* _Work instructions_: Show each line of the data below that has the string "chevron" in it.

(Stored dataset items)
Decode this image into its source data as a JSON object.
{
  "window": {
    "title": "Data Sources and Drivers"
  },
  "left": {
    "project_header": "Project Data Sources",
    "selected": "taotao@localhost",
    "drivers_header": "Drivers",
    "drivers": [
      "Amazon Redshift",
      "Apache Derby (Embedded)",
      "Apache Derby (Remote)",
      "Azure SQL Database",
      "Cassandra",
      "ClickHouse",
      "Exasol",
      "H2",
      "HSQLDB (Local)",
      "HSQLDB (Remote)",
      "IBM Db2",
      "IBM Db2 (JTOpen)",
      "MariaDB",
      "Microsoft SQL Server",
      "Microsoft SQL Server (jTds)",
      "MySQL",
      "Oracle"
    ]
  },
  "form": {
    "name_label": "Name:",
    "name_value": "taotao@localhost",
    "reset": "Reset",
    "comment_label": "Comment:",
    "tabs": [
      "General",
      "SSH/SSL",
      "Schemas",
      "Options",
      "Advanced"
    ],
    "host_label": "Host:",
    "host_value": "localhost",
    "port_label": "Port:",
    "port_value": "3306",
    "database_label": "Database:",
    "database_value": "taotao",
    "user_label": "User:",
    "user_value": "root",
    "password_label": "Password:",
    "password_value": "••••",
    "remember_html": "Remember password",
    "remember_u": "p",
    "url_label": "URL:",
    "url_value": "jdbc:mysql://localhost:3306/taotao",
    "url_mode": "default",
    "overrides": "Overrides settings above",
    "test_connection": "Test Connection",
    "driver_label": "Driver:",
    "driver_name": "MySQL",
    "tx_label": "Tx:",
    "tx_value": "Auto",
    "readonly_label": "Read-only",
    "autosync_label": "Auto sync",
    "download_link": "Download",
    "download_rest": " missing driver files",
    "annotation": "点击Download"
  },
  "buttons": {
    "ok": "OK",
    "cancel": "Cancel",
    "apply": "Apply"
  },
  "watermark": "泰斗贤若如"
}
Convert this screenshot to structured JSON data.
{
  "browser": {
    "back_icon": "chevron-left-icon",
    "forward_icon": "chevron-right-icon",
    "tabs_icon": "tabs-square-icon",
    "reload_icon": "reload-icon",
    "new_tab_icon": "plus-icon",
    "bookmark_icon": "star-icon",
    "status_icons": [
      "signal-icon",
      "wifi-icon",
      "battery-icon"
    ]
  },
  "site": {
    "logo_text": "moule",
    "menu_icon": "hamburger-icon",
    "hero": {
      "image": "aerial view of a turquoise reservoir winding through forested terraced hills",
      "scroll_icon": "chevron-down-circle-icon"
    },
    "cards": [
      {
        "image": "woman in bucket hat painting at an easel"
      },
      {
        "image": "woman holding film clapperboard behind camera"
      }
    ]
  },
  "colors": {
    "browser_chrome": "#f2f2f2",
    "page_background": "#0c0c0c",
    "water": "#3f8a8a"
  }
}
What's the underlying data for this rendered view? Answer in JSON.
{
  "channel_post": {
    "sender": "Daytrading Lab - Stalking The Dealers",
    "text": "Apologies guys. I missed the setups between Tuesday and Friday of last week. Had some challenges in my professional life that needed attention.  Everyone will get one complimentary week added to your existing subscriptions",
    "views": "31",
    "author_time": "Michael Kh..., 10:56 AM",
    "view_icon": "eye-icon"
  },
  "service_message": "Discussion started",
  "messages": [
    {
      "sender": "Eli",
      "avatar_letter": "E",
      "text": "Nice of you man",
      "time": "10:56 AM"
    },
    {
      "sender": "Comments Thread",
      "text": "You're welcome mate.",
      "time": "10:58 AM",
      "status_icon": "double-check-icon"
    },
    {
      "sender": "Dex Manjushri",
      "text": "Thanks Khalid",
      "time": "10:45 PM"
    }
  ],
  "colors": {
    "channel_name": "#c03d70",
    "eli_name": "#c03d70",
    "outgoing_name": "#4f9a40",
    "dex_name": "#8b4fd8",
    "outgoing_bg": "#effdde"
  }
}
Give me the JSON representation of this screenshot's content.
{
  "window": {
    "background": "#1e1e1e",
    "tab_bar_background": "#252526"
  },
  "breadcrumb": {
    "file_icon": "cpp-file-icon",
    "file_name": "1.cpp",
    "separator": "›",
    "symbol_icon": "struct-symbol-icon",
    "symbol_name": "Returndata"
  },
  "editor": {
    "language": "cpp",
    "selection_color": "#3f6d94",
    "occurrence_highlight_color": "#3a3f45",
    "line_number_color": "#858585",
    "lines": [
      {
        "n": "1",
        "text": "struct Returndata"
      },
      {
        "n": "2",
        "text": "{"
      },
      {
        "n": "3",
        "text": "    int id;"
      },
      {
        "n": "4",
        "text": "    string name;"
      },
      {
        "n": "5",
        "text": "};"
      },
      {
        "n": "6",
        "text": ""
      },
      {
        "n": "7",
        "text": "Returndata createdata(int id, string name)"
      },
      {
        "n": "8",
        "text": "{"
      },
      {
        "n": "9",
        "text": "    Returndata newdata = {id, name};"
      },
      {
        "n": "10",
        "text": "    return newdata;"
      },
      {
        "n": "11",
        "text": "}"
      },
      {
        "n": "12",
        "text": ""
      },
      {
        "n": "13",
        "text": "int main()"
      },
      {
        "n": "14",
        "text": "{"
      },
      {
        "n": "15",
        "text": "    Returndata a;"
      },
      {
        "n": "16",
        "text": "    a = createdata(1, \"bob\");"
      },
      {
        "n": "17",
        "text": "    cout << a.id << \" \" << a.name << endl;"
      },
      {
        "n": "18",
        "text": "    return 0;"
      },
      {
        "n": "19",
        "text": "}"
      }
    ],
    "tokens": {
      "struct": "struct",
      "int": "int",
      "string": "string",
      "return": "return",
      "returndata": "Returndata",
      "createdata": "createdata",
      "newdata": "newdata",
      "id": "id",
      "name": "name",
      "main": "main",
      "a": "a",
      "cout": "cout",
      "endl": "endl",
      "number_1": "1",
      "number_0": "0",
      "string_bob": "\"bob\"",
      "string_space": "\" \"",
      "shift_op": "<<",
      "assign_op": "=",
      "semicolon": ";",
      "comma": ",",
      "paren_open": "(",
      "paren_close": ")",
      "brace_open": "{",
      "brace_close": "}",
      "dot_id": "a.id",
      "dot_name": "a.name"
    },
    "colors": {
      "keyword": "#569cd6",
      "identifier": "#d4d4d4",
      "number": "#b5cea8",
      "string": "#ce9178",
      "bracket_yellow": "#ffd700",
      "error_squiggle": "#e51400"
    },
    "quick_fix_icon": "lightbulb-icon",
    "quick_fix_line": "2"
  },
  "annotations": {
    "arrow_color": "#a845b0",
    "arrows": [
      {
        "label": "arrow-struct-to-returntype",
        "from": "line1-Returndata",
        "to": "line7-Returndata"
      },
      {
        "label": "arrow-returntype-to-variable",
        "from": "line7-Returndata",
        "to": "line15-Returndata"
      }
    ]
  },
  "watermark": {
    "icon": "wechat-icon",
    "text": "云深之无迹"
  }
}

* _Correct response_:
    "back_icon": "chevron-left-icon",
    "forward_icon": "chevron-right-icon",
      "scroll_icon": "chevron-down-circle-icon"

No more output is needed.